### TASK DETAILS:
Pull every line containing "more" out of the material below.

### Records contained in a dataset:
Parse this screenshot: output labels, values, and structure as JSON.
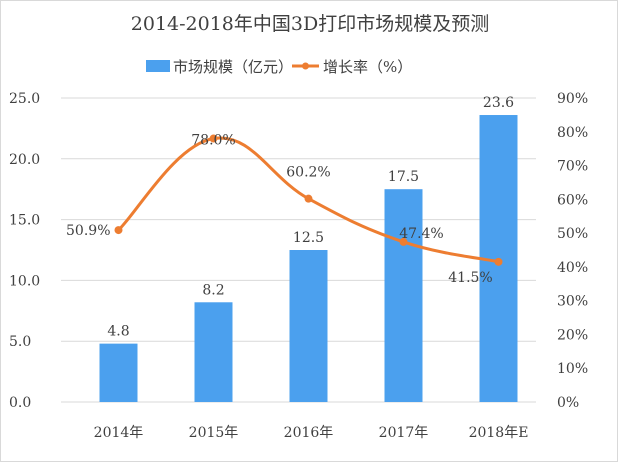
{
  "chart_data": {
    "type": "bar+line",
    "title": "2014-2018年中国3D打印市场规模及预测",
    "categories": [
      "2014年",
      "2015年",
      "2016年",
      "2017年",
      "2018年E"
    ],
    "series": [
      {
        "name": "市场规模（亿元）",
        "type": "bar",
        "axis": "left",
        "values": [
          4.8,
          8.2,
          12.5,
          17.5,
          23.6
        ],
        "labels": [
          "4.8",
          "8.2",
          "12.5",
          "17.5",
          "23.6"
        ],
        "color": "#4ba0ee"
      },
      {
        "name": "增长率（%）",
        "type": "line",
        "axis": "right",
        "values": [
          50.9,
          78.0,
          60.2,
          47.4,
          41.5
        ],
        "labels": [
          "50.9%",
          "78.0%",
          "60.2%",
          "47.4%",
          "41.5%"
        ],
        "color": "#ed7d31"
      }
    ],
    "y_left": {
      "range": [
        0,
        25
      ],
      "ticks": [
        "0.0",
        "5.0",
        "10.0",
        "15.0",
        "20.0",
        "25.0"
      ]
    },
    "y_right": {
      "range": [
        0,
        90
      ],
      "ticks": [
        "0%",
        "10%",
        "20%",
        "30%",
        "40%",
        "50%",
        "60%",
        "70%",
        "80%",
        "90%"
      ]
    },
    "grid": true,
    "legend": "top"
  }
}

==

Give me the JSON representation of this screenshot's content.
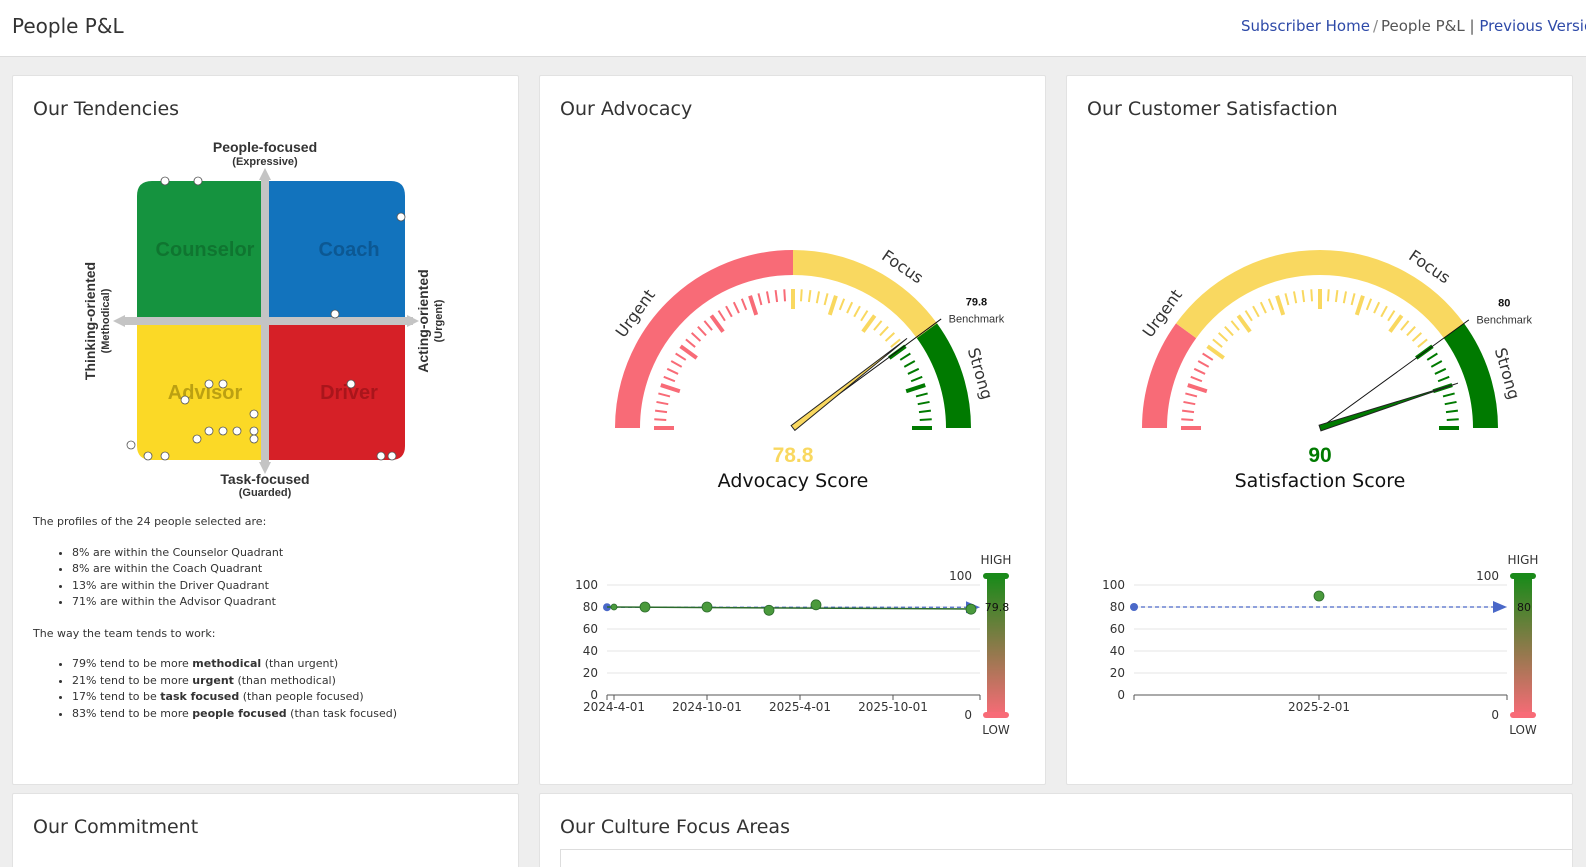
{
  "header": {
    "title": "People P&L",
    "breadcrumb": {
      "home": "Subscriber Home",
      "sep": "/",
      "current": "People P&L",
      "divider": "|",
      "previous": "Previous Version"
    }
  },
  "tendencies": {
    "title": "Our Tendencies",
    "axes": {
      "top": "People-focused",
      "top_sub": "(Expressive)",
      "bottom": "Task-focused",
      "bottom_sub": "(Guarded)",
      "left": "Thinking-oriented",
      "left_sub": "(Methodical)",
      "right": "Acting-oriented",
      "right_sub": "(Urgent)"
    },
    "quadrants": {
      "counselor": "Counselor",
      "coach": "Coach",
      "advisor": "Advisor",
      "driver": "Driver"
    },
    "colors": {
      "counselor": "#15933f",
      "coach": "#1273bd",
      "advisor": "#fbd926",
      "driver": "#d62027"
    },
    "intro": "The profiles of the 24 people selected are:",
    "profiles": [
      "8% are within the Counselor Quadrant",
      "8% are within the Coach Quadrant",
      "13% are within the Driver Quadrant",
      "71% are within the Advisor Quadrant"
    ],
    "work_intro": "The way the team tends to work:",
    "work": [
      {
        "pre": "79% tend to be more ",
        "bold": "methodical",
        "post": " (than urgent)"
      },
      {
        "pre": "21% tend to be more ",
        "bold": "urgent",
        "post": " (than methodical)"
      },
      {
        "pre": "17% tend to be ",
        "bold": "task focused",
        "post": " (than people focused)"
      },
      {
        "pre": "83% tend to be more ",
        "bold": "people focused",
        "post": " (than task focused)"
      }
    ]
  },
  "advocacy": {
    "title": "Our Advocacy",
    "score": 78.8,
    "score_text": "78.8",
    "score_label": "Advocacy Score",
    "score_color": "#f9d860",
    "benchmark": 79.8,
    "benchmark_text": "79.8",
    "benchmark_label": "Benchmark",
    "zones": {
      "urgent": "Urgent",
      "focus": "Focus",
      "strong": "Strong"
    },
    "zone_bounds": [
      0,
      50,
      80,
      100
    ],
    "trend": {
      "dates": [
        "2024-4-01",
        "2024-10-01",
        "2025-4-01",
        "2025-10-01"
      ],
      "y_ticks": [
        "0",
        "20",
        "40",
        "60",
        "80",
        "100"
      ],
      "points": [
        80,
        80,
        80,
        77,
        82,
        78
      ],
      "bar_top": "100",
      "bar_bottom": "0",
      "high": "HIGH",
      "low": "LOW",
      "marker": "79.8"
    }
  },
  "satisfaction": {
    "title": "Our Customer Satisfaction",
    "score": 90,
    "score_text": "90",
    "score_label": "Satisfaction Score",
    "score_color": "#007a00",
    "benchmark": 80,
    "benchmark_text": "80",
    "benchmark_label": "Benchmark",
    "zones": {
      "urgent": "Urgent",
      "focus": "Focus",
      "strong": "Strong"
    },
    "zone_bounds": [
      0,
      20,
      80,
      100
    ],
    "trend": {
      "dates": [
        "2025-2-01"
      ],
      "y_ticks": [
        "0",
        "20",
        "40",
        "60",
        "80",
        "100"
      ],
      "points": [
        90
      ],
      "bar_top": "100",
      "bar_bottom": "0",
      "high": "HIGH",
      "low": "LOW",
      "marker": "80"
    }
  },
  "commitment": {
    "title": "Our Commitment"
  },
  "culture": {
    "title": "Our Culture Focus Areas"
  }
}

--

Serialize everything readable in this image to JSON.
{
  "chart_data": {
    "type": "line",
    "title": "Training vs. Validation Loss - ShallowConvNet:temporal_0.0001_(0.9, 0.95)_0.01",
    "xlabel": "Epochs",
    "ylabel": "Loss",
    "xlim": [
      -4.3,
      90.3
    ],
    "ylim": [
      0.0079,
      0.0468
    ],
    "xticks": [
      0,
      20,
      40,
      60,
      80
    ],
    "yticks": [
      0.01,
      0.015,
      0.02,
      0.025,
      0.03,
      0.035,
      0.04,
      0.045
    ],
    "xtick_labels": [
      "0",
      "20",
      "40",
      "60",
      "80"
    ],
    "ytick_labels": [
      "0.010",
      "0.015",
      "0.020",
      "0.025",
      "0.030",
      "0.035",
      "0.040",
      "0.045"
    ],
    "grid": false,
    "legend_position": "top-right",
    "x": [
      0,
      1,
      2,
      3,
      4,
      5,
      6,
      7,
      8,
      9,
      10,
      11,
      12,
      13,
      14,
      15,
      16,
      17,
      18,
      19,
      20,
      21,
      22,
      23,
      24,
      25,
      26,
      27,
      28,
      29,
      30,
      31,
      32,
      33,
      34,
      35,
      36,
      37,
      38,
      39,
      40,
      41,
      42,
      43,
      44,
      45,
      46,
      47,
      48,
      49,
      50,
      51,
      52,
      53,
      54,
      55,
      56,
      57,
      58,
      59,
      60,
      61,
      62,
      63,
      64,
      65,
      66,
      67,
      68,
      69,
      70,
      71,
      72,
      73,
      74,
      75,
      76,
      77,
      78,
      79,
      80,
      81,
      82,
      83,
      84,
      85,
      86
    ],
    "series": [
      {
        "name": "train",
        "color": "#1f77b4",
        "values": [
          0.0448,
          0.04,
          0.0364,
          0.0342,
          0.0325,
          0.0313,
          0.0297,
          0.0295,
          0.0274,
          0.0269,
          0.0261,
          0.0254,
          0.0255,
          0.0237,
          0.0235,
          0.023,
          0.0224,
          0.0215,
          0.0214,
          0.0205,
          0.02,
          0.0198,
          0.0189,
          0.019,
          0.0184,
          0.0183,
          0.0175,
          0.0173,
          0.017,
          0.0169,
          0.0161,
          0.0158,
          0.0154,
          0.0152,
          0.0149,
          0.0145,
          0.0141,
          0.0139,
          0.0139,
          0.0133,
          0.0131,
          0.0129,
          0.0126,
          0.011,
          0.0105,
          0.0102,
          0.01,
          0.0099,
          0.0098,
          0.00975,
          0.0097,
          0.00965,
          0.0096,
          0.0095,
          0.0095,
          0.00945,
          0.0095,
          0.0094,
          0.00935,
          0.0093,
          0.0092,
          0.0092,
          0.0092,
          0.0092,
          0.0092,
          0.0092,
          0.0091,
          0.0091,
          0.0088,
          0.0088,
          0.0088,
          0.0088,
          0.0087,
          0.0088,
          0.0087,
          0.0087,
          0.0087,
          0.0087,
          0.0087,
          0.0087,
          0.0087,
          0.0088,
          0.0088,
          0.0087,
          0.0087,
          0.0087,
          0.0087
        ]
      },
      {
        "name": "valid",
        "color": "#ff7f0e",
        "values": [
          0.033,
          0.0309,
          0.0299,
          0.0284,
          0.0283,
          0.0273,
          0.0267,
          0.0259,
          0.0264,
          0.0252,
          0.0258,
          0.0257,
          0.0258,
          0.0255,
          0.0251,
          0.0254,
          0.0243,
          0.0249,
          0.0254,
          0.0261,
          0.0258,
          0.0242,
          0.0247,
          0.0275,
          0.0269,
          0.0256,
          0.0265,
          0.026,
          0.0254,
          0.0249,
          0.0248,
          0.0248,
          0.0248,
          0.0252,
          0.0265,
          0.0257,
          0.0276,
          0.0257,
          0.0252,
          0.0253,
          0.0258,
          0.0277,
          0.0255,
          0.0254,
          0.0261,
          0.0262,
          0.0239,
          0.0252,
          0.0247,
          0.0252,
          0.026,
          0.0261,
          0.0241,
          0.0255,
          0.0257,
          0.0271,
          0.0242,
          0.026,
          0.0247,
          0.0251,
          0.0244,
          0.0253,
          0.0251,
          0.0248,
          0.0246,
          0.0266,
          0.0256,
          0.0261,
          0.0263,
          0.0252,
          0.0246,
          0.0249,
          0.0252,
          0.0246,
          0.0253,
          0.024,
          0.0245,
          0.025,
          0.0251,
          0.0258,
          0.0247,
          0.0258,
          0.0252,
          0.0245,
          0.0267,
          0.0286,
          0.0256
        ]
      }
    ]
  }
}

### THE OUTPUT:
        "pre": "79% tend to be more ",
        "pre": "21% tend to be more ",
        "pre": "83% tend to be more ",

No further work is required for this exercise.